Write out each record below exactly as it appears, with no pictures.

─── Dataset extract ───

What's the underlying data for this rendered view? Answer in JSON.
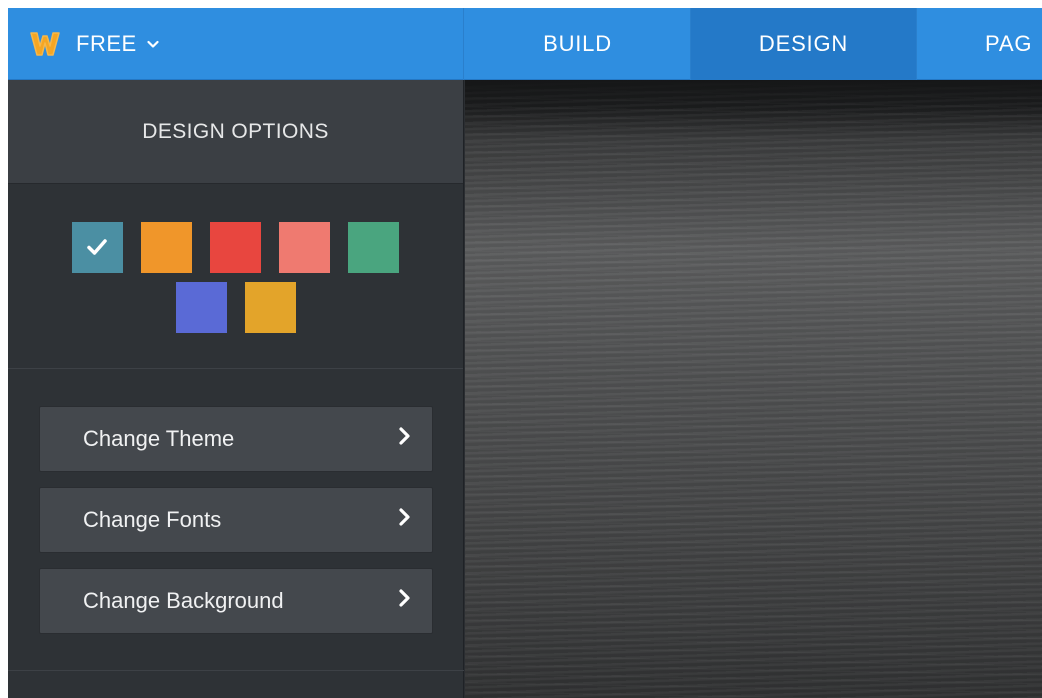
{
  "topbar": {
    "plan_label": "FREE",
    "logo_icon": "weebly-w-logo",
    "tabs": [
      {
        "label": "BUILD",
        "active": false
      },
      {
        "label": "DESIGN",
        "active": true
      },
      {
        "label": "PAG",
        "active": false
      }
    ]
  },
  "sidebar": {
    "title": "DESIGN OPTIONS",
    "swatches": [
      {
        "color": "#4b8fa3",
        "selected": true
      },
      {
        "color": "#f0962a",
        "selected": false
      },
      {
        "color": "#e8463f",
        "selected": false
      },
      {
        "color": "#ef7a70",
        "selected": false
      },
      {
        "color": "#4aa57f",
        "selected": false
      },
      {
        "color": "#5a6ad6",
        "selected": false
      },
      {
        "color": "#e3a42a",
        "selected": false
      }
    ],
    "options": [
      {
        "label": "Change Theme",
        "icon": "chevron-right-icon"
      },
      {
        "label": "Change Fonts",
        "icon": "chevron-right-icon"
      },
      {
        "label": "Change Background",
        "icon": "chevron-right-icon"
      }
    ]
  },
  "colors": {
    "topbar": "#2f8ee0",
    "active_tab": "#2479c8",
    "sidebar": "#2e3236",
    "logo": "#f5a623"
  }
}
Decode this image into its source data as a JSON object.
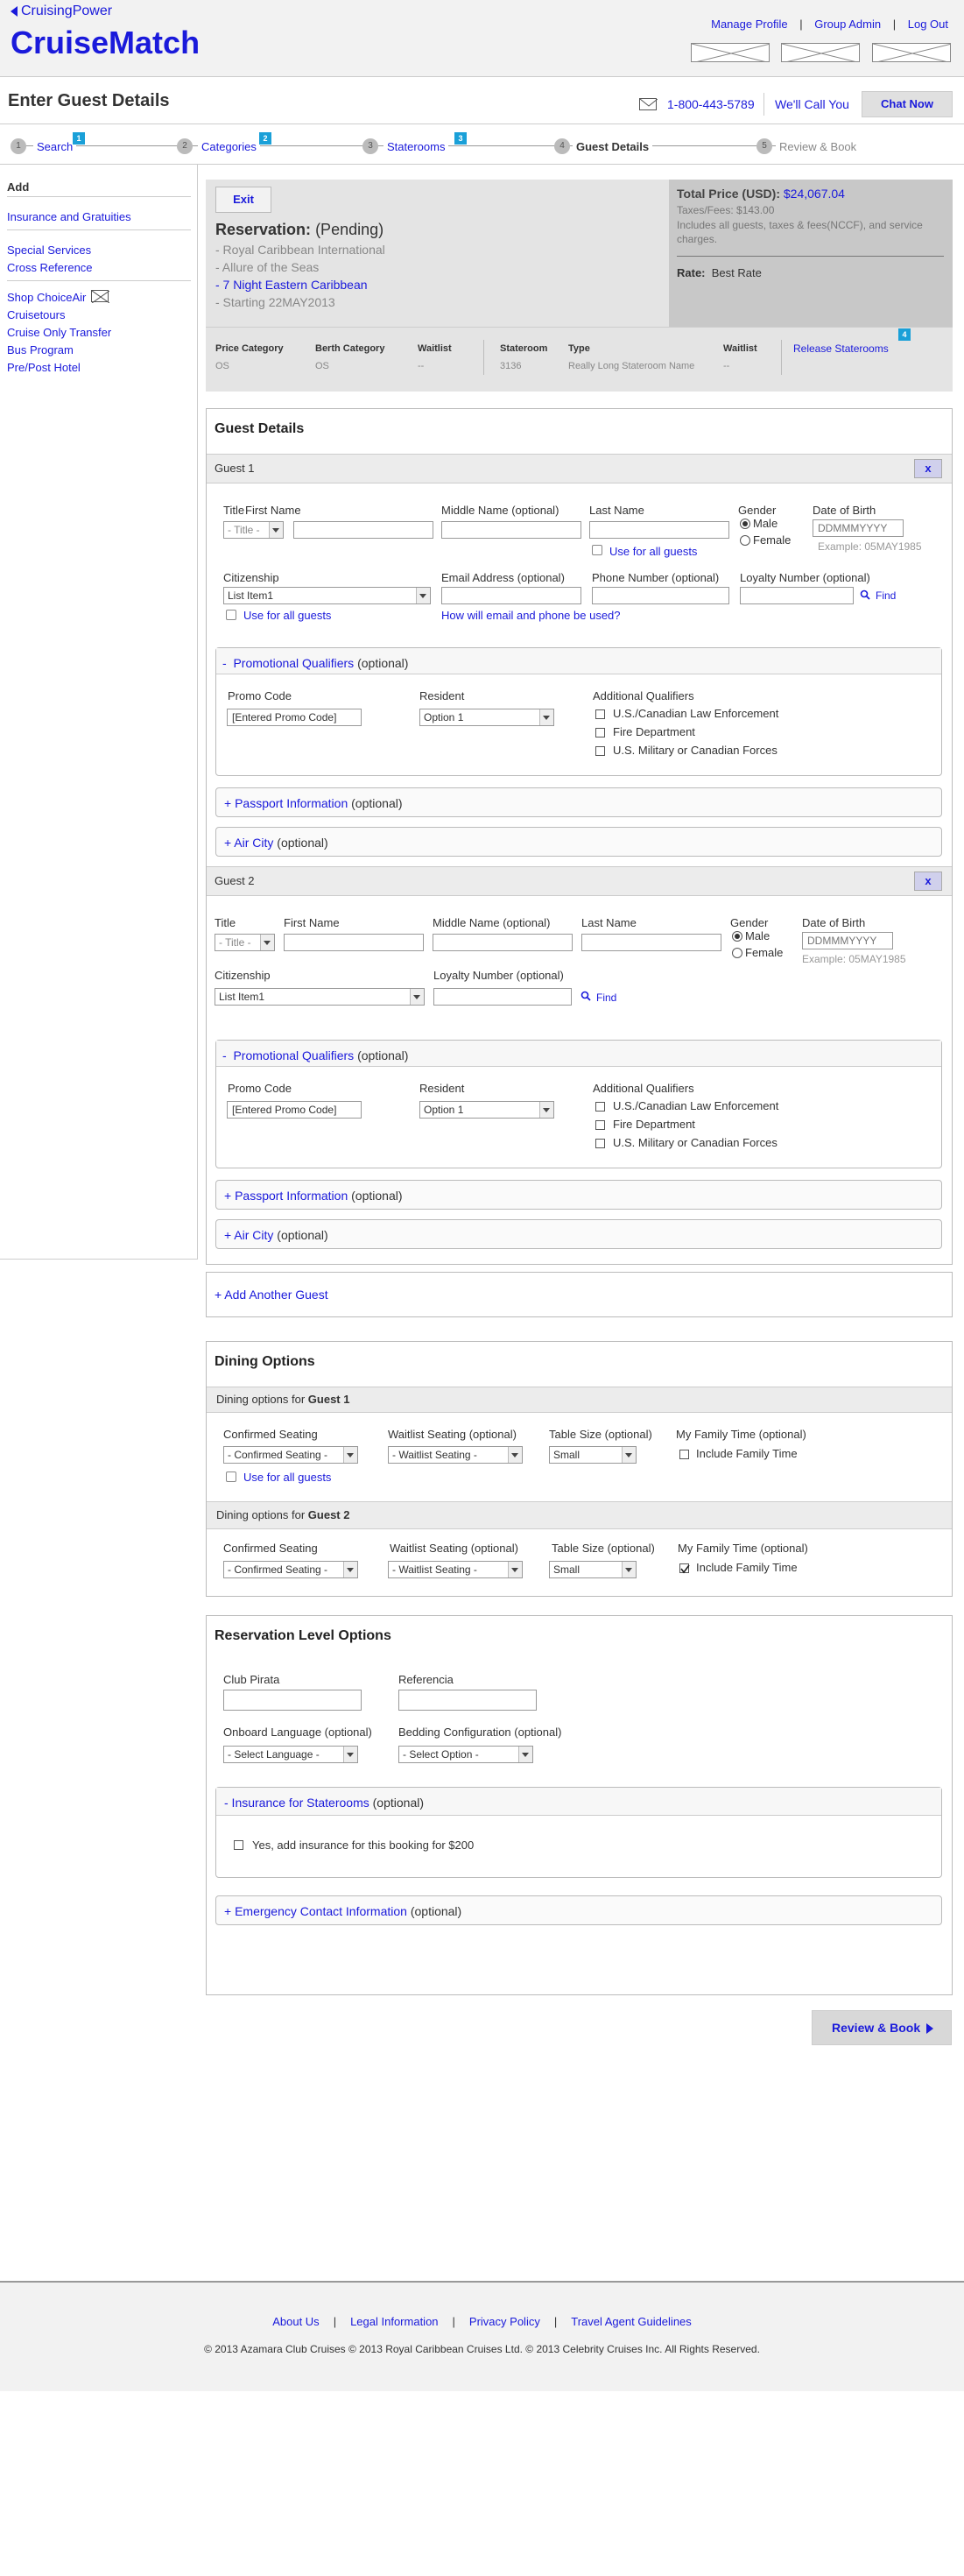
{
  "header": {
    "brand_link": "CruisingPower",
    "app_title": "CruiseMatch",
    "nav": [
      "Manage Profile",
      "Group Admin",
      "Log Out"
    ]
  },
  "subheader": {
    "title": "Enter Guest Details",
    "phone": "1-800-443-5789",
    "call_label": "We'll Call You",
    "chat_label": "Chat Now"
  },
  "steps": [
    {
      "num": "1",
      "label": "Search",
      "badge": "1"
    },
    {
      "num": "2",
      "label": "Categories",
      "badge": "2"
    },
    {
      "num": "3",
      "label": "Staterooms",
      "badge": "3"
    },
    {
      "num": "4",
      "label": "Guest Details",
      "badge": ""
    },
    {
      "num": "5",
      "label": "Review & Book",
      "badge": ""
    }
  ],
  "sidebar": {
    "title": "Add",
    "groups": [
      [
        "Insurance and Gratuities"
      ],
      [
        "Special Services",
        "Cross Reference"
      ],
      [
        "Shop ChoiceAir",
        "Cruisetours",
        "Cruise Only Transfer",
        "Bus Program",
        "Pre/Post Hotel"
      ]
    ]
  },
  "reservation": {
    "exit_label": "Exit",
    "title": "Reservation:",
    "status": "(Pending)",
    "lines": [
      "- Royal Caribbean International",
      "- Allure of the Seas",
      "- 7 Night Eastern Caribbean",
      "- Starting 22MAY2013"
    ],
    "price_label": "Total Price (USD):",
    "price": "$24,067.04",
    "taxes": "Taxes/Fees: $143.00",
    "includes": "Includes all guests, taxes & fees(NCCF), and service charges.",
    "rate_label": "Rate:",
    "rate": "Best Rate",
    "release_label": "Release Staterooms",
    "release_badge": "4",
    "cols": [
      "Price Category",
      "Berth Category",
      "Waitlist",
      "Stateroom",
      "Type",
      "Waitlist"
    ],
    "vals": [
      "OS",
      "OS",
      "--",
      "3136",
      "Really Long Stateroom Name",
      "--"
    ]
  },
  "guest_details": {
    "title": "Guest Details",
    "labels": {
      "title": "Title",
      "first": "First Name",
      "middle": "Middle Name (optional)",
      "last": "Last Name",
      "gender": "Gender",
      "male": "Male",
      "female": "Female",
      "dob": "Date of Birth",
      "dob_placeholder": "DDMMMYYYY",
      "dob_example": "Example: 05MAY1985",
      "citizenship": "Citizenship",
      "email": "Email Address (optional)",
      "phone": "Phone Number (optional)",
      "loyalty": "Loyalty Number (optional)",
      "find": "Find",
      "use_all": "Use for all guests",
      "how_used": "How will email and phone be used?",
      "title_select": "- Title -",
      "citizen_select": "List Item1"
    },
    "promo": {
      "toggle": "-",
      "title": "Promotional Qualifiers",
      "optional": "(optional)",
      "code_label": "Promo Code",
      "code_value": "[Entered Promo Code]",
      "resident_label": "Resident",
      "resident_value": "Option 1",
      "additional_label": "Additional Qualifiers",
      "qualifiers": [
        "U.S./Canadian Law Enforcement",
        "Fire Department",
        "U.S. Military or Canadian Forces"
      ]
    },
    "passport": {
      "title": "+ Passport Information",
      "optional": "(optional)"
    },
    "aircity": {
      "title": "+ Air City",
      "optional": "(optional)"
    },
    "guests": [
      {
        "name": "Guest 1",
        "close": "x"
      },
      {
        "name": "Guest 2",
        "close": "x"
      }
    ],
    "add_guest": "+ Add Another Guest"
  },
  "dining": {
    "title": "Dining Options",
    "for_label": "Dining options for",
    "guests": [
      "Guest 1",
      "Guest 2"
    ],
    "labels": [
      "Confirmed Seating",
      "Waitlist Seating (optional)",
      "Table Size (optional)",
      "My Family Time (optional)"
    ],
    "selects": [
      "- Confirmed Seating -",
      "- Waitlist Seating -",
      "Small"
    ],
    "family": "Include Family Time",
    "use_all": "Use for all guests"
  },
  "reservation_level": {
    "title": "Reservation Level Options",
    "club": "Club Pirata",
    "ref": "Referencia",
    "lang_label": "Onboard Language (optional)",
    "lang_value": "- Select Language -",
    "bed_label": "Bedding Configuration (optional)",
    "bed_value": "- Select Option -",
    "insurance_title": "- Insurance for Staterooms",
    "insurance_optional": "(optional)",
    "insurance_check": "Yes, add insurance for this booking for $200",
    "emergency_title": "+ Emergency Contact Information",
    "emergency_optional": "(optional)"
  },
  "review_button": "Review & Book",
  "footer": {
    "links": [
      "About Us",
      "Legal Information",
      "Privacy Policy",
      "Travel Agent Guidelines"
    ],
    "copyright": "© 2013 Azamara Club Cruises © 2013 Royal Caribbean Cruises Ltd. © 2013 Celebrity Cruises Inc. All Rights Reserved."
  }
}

───

» Task solution
What's the underlying data for this rendered view? Answer in JSON.
{
  "topbar": {
    "plan_label": "FREE",
    "logo_icon": "weebly-w-logo",
    "tabs": [
      {
        "label": "BUILD",
        "active": false
      },
      {
        "label": "DESIGN",
        "active": true
      },
      {
        "label": "PAG",
        "active": false
      }
    ]
  },
  "sidebar": {
    "title": "DESIGN OPTIONS",
    "swatches": [
      {
        "color": "#4b8fa3",
        "selected": true
      },
      {
        "color": "#f0962a",
        "selected": false
      },
      {
        "color": "#e8463f",
        "selected": false
      },
      {
        "color": "#ef7a70",
        "selected": false
      },
      {
        "color": "#4aa57f",
        "selected": false
      },
      {
        "color": "#5a6ad6",
        "selected": false
      },
      {
        "color": "#e3a42a",
        "selected": false
      }
    ],
    "options": [
      {
        "label": "Change Theme",
        "icon": "chevron-right-icon"
      },
      {
        "label": "Change Fonts",
        "icon": "chevron-right-icon"
      },
      {
        "label": "Change Background",
        "icon": "chevron-right-icon"
      }
    ]
  },
  "colors": {
    "topbar": "#2f8ee0",
    "active_tab": "#2479c8",
    "sidebar": "#2e3236",
    "logo": "#f5a623"
  }
}
Decode this image into its source data as a JSON object.
{
  "header": {
    "brand_link": "CruisingPower",
    "app_title": "CruiseMatch",
    "nav": [
      "Manage Profile",
      "Group Admin",
      "Log Out"
    ]
  },
  "subheader": {
    "title": "Enter Guest Details",
    "phone": "1-800-443-5789",
    "call_label": "We'll Call You",
    "chat_label": "Chat Now"
  },
  "steps": [
    {
      "num": "1",
      "label": "Search",
      "badge": "1"
    },
    {
      "num": "2",
      "label": "Categories",
      "badge": "2"
    },
    {
      "num": "3",
      "label": "Staterooms",
      "badge": "3"
    },
    {
      "num": "4",
      "label": "Guest Details",
      "badge": ""
    },
    {
      "num": "5",
      "label": "Review & Book",
      "badge": ""
    }
  ],
  "sidebar": {
    "title": "Add",
    "groups": [
      [
        "Insurance and Gratuities"
      ],
      [
        "Special Services",
        "Cross Reference"
      ],
      [
        "Shop ChoiceAir",
        "Cruisetours",
        "Cruise Only Transfer",
        "Bus Program",
        "Pre/Post Hotel"
      ]
    ]
  },
  "reservation": {
    "exit_label": "Exit",
    "title": "Reservation:",
    "status": "(Pending)",
    "lines": [
      "- Royal Caribbean International",
      "- Allure of the Seas",
      "- 7 Night Eastern Caribbean",
      "- Starting 22MAY2013"
    ],
    "price_label": "Total Price (USD):",
    "price": "$24,067.04",
    "taxes": "Taxes/Fees: $143.00",
    "includes": "Includes all guests, taxes & fees(NCCF), and service charges.",
    "rate_label": "Rate:",
    "rate": "Best Rate",
    "release_label": "Release Staterooms",
    "release_badge": "4",
    "cols": [
      "Price Category",
      "Berth Category",
      "Waitlist",
      "Stateroom",
      "Type",
      "Waitlist"
    ],
    "vals": [
      "OS",
      "OS",
      "--",
      "3136",
      "Really Long Stateroom Name",
      "--"
    ]
  },
  "guest_details": {
    "title": "Guest Details",
    "labels": {
      "title": "Title",
      "first": "First Name",
      "middle": "Middle Name (optional)",
      "last": "Last Name",
      "gender": "Gender",
      "male": "Male",
      "female": "Female",
      "dob": "Date of Birth",
      "dob_placeholder": "DDMMMYYYY",
      "dob_example": "Example: 05MAY1985",
      "citizenship": "Citizenship",
      "email": "Email Address (optional)",
      "phone": "Phone Number (optional)",
      "loyalty": "Loyalty Number (optional)",
      "find": "Find",
      "use_all": "Use for all guests",
      "how_used": "How will email and phone be used?",
      "title_select": "- Title -",
      "citizen_select": "List Item1"
    },
    "promo": {
      "toggle": "-",
      "title": "Promotional Qualifiers",
      "optional": "(optional)",
      "code_label": "Promo Code",
      "code_value": "[Entered Promo Code]",
      "resident_label": "Resident",
      "resident_value": "Option 1",
      "additional_label": "Additional Qualifiers",
      "qualifiers": [
        "U.S./Canadian Law Enforcement",
        "Fire Department",
        "U.S. Military or Canadian Forces"
      ]
    },
    "passport": {
      "title": "+ Passport Information",
      "optional": "(optional)"
    },
    "aircity": {
      "title": "+ Air City",
      "optional": "(optional)"
    },
    "guests": [
      {
        "name": "Guest 1",
        "close": "x"
      },
      {
        "name": "Guest 2",
        "close": "x"
      }
    ],
    "add_guest": "+ Add Another Guest"
  },
  "dining": {
    "title": "Dining Options",
    "for_label": "Dining options for",
    "guests": [
      "Guest 1",
      "Guest 2"
    ],
    "labels": [
      "Confirmed Seating",
      "Waitlist Seating (optional)",
      "Table Size (optional)",
      "My Family Time (optional)"
    ],
    "selects": [
      "- Confirmed Seating -",
      "- Waitlist Seating -",
      "Small"
    ],
    "family": "Include Family Time",
    "use_all": "Use for all guests"
  },
  "reservation_level": {
    "title": "Reservation Level Options",
    "club": "Club Pirata",
    "ref": "Referencia",
    "lang_label": "Onboard Language (optional)",
    "lang_value": "- Select Language -",
    "bed_label": "Bedding Configuration (optional)",
    "bed_value": "- Select Option -",
    "insurance_title": "- Insurance for Staterooms",
    "insurance_optional": "(optional)",
    "insurance_check": "Yes, add insurance for this booking for $200",
    "emergency_title": "+ Emergency Contact Information",
    "emergency_optional": "(optional)"
  },
  "review_button": "Review & Book",
  "footer": {
    "links": [
      "About Us",
      "Legal Information",
      "Privacy Policy",
      "Travel Agent Guidelines"
    ],
    "copyright": "© 2013 Azamara Club Cruises © 2013 Royal Caribbean Cruises Ltd. © 2013 Celebrity Cruises Inc. All Rights Reserved."
  }
}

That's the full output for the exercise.